-------- Recorded data

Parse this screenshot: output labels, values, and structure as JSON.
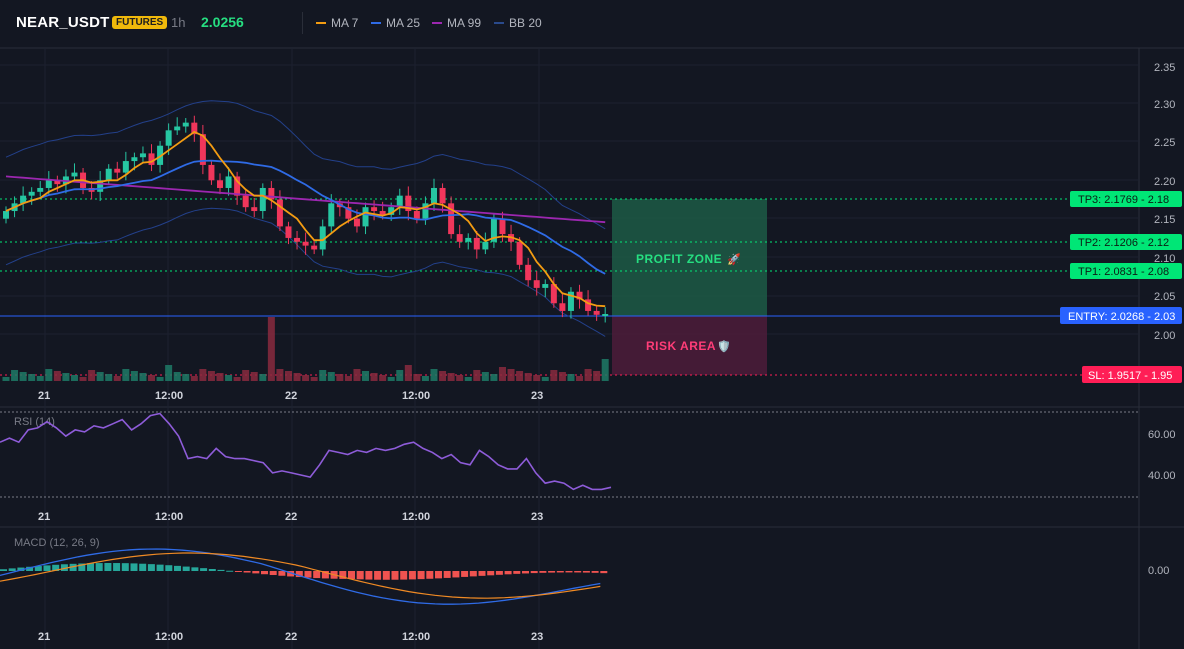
{
  "header": {
    "symbol": "NEAR_USDT",
    "badge": "FUTURES",
    "interval": "1h",
    "last_price": "2.0256",
    "indicators": [
      {
        "label": "MA 7",
        "color": "#f39c12"
      },
      {
        "label": "MA 25",
        "color": "#2f6be6"
      },
      {
        "label": "MA 99",
        "color": "#9c27b0"
      },
      {
        "label": "BB 20",
        "color": "#2a4a8c"
      }
    ]
  },
  "colors": {
    "up": "#26c6a2",
    "down": "#f0365b",
    "profit_zone": "#1e5e45",
    "risk_area": "#5a1f3e",
    "entry": "#2962ff",
    "tp": "#00e676",
    "sl": "#ff1e56"
  },
  "price_axis": {
    "ticks": [
      "2.35",
      "2.30",
      "2.25",
      "2.20",
      "2.15",
      "2.10",
      "2.05",
      "2.00"
    ]
  },
  "time_axis": {
    "labels": [
      "21",
      "12:00",
      "22",
      "12:00",
      "23"
    ]
  },
  "trade_levels": {
    "tp3": "TP3: 2.1769 - 2.18",
    "tp2": "TP2: 2.1206 - 2.12",
    "tp1": "TP1: 2.0831 - 2.08",
    "entry": "ENTRY: 2.0268 - 2.03",
    "sl": "SL: 1.9517 - 1.95"
  },
  "zones": {
    "profit_label": "PROFIT ZONE",
    "profit_icon": "rocket-icon",
    "risk_label": "RISK AREA",
    "risk_icon": "shield-icon"
  },
  "rsi": {
    "label": "RSI (14)",
    "ticks": [
      "60.00",
      "40.00"
    ],
    "values": [
      56,
      58,
      56,
      62,
      63,
      66,
      63,
      59,
      62,
      61,
      64,
      63,
      65,
      67,
      62,
      65,
      69,
      70,
      65,
      59,
      48,
      49,
      48,
      53,
      49,
      48,
      48,
      47,
      46,
      41,
      42,
      41,
      40,
      39,
      45,
      52,
      51,
      50,
      52,
      51,
      53,
      52,
      53,
      55,
      56,
      53,
      51,
      48,
      50,
      46,
      45,
      52,
      49,
      45,
      43,
      43,
      48,
      41,
      36,
      37,
      36,
      33,
      35,
      33,
      33,
      34
    ]
  },
  "macd": {
    "label": "MACD (12, 26, 9)",
    "ticks": [
      "0.00"
    ]
  }
}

----------------

Gather each line in the entries above where the string "labels" is found.

Completed exercise:
Parse this screenshot: output labels, values, and structure as JSON.
    "labels": [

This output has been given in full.